Reproduce the entries word for word, and omit any picture you find in them.

begin AVAILABLE RECORDS

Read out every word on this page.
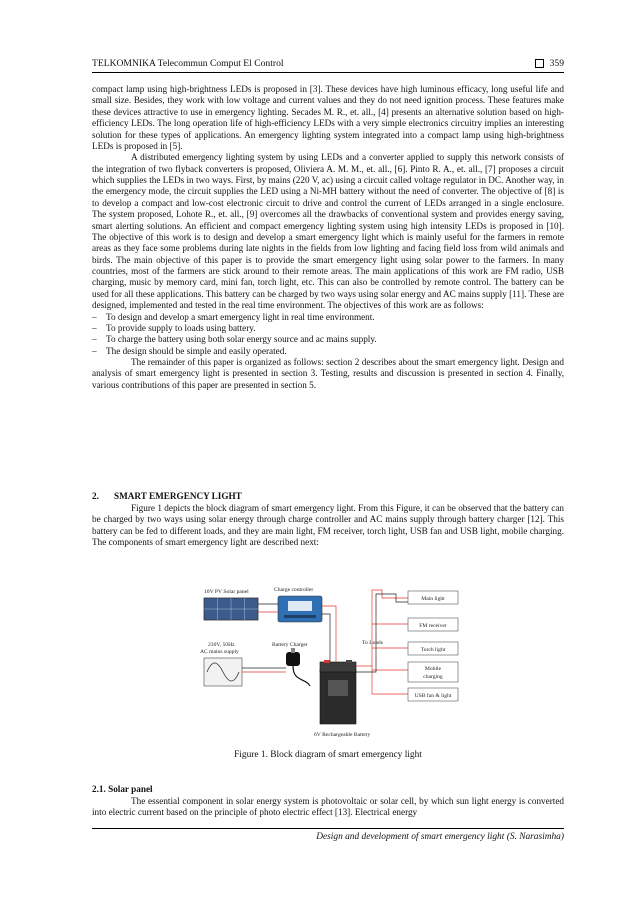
TELKOMNIKA Telecommun Comput El Control	359

compact lamp using high-brightness LEDs is proposed in [3]. These devices have high luminous efficacy, long useful life and small size. Besides, they work with low voltage and current values and they do not need ignition process. These features make these devices attractive to use in emergency lighting. Secades M. R., et. all., [4] presents an alternative solution based on high-efficiency LEDs. The long operation life of high-efficiency LEDs with a very simple electronics circuitry implies an interesting solution for these types of applications. An emergency lighting system integrated into a compact lamp using high-brightness LEDs is proposed in [5].

A distributed emergency lighting system by using LEDs and a converter applied to supply this network consists of the integration of two flyback converters is proposed, Oliviera A. M. M., et. all., [6]. Pinto R. A., et. all., [7] proposes a circuit which supplies the LEDs in two ways. First, by mains (220 V, ac) using a circuit called voltage regulator in DC. Another way, in the emergency mode, the circuit supplies the LED using a Ni-MH battery without the need of converter. The objective of [8] is to develop a compact and low-cost electronic circuit to drive and control the current of LEDs arranged in a single enclosure. The system proposed, Lohote R., et. all., [9] overcomes all the drawbacks of conventional system and provides energy saving, smart alerting solutions. An efficient and compact emergency lighting system using high intensity LEDs is proposed in [10]. The objective of this work is to design and develop a smart emergency light which is mainly useful for the farmers in remote areas as they face some problems during late nights in the fields from low lighting and facing field loss from wild animals and birds. The main objective of this paper is to provide the smart emergency light using solar power to the farmers. In many countries, most of the farmers are stick around to their remote areas. The main applications of this work are FM radio, USB charging, music by memory card, mini fan, torch light, etc. This can also be controlled by remote control. The battery can be used for all these applications. This battery can be charged by two ways using solar energy and AC mains supply [11]. These are designed, implemented and tested in the real time environment. The objectives of this work are as follows:

–	To design and develop a smart emergency light in real time environment.
–	To provide supply to loads using battery.
–	To charge the battery using both solar energy source and ac mains supply.
–	The design should be simple and easily operated.

The remainder of this paper is organized as follows: section 2 describes about the smart emergency light. Design and analysis of smart emergency light is presented in section 3. Testing, results and discussion is presented in section 4. Finally, various contributions of this paper are presented in section 5.

2. SMART EMERGENCY LIGHT

Figure 1 depicts the block diagram of smart emergency light. From this Figure, it can be observed that the battery can be charged by two ways using solar energy through charge controller and AC mains supply through battery charger [12]. This battery can be fed to different loads, and they are main light, FM receiver, torch light, USB fan and USB light, mobile charging. The components of smart emergency light are described next:

10V PV Solar panel	Charge controller
230V, 50Hz
AC mains supply
Battery Charger	To Loads
6V Rechargeable Battery
Main light
FM receiver
Torch light
Mobile
charging
USB fan & light
Figure 1. Block diagram of smart emergency light
2.1. Solar panel

The essential component in solar energy system is photovoltaic or solar cell, by which sun light energy is converted into electric current based on the principle of photo electric effect [13]. Electrical energy

Design and development of smart emergency light (S. Narasimha)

end AVAILABLE RECORDS

RESULT FOR THIS EXERCISE:
Read out every word on this page.
TELKOMNIKA Telecommun Comput El Control	359

compact lamp using high-brightness LEDs is proposed in [3]. These devices have high luminous efficacy, long useful life and small size. Besides, they work with low voltage and current values and they do not need ignition process. These features make these devices attractive to use in emergency lighting. Secades M. R., et. all., [4] presents an alternative solution based on high-efficiency LEDs. The long operation life of high-efficiency LEDs with a very simple electronics circuitry implies an interesting solution for these types of applications. An emergency lighting system integrated into a compact lamp using high-brightness LEDs is proposed in [5].

A distributed emergency lighting system by using LEDs and a converter applied to supply this network consists of the integration of two flyback converters is proposed, Oliviera A. M. M., et. all., [6]. Pinto R. A., et. all., [7] proposes a circuit which supplies the LEDs in two ways. First, by mains (220 V, ac) using a circuit called voltage regulator in DC. Another way, in the emergency mode, the circuit supplies the LED using a Ni-MH battery without the need of converter. The objective of [8] is to develop a compact and low-cost electronic circuit to drive and control the current of LEDs arranged in a single enclosure. The system proposed, Lohote R., et. all., [9] overcomes all the drawbacks of conventional system and provides energy saving, smart alerting solutions. An efficient and compact emergency lighting system using high intensity LEDs is proposed in [10]. The objective of this work is to design and develop a smart emergency light which is mainly useful for the farmers in remote areas as they face some problems during late nights in the fields from low lighting and facing field loss from wild animals and birds. The main objective of this paper is to provide the smart emergency light using solar power to the farmers. In many countries, most of the farmers are stick around to their remote areas. The main applications of this work are FM radio, USB charging, music by memory card, mini fan, torch light, etc. This can also be controlled by remote control. The battery can be used for all these applications. This battery can be charged by two ways using solar energy and AC mains supply [11]. These are designed, implemented and tested in the real time environment. The objectives of this work are as follows:

–	To design and develop a smart emergency light in real time environment.
–	To provide supply to loads using battery.
–	To charge the battery using both solar energy source and ac mains supply.
–	The design should be simple and easily operated.

The remainder of this paper is organized as follows: section 2 describes about the smart emergency light. Design and analysis of smart emergency light is presented in section 3. Testing, results and discussion is presented in section 4. Finally, various contributions of this paper are presented in section 5.

2. SMART EMERGENCY LIGHT

Figure 1 depicts the block diagram of smart emergency light. From this Figure, it can be observed that the battery can be charged by two ways using solar energy through charge controller and AC mains supply through battery charger [12]. This battery can be fed to different loads, and they are main light, FM receiver, torch light, USB fan and USB light, mobile charging. The components of smart emergency light are described next:

10V PV Solar panel	Charge controller
230V, 50Hz
AC mains supply
Battery Charger	To Loads
6V Rechargeable Battery
Main light
FM receiver
Torch light
Mobile
charging
USB fan & light
Figure 1. Block diagram of smart emergency light
2.1. Solar panel

The essential component in solar energy system is photovoltaic or solar cell, by which sun light energy is converted into electric current based on the principle of photo electric effect [13]. Electrical energy

Design and development of smart emergency light (S. Narasimha)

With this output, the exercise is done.